## What is expected
Give the entries again, word for word.

-- Begin Data listing --

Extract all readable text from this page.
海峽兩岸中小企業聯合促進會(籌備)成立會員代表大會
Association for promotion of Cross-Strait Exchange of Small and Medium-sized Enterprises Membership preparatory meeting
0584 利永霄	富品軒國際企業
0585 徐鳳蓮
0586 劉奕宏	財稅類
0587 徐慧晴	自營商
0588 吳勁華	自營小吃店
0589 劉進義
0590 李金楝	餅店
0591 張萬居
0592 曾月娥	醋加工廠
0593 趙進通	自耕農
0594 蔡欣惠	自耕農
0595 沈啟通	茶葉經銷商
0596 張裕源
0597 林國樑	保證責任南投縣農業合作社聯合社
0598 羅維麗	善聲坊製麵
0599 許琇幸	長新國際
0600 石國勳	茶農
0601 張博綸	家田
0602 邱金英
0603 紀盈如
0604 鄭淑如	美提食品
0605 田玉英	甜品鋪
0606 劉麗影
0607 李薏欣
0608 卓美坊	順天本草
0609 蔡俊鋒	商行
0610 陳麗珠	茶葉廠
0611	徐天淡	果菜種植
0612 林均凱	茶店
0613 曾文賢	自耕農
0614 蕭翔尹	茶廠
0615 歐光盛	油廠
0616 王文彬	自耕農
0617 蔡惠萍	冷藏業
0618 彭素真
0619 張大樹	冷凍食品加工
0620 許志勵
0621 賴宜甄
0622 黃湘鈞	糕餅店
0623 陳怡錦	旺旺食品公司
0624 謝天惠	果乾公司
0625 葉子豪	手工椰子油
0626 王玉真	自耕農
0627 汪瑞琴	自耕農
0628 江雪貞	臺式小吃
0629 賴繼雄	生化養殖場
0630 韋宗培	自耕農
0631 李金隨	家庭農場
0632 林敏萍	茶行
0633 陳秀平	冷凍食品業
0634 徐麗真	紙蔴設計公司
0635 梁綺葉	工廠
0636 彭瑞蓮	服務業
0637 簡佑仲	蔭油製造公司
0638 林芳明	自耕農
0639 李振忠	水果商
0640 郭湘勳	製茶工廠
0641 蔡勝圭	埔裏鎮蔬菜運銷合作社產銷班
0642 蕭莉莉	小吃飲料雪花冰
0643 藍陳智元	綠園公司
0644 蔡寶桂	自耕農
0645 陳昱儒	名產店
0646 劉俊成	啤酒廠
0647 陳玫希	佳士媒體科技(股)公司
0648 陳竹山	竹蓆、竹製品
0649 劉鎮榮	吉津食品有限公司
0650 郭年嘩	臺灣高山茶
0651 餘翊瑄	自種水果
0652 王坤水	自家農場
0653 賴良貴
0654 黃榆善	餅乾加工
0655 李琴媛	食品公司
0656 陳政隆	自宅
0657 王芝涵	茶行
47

-- End Data listing --

## Final result
Extract all readable text from this page.
海峽兩岸中小企業聯合促進會(籌備)成立會員代表大會
Association for promotion of Cross-Strait Exchange of Small and Medium-sized Enterprises Membership preparatory meeting
0584 利永霄	富品軒國際企業
0585 徐鳳蓮
0586 劉奕宏	財稅類
0587 徐慧晴	自營商
0588 吳勁華	自營小吃店
0589 劉進義
0590 李金楝	餅店
0591 張萬居
0592 曾月娥	醋加工廠
0593 趙進通	自耕農
0594 蔡欣惠	自耕農
0595 沈啟通	茶葉經銷商
0596 張裕源
0597 林國樑	保證責任南投縣農業合作社聯合社
0598 羅維麗	善聲坊製麵
0599 許琇幸	長新國際
0600 石國勳	茶農
0601 張博綸	家田
0602 邱金英
0603 紀盈如
0604 鄭淑如	美提食品
0605 田玉英	甜品鋪
0606 劉麗影
0607 李薏欣
0608 卓美坊	順天本草
0609 蔡俊鋒	商行
0610 陳麗珠	茶葉廠
0611	徐天淡	果菜種植
0612 林均凱	茶店
0613 曾文賢	自耕農
0614 蕭翔尹	茶廠
0615 歐光盛	油廠
0616 王文彬	自耕農
0617 蔡惠萍	冷藏業
0618 彭素真
0619 張大樹	冷凍食品加工
0620 許志勵
0621 賴宜甄
0622 黃湘鈞	糕餅店
0623 陳怡錦	旺旺食品公司
0624 謝天惠	果乾公司
0625 葉子豪	手工椰子油
0626 王玉真	自耕農
0627 汪瑞琴	自耕農
0628 江雪貞	臺式小吃
0629 賴繼雄	生化養殖場
0630 韋宗培	自耕農
0631 李金隨	家庭農場
0632 林敏萍	茶行
0633 陳秀平	冷凍食品業
0634 徐麗真	紙蔴設計公司
0635 梁綺葉	工廠
0636 彭瑞蓮	服務業
0637 簡佑仲	蔭油製造公司
0638 林芳明	自耕農
0639 李振忠	水果商
0640 郭湘勳	製茶工廠
0641 蔡勝圭	埔裏鎮蔬菜運銷合作社產銷班
0642 蕭莉莉	小吃飲料雪花冰
0643 藍陳智元	綠園公司
0644 蔡寶桂	自耕農
0645 陳昱儒	名產店
0646 劉俊成	啤酒廠
0647 陳玫希	佳士媒體科技(股)公司
0648 陳竹山	竹蓆、竹製品
0649 劉鎮榮	吉津食品有限公司
0650 郭年嘩	臺灣高山茶
0651 餘翊瑄	自種水果
0652 王坤水	自家農場
0653 賴良貴
0654 黃榆善	餅乾加工
0655 李琴媛	食品公司
0656 陳政隆	自宅
0657 王芝涵	茶行
47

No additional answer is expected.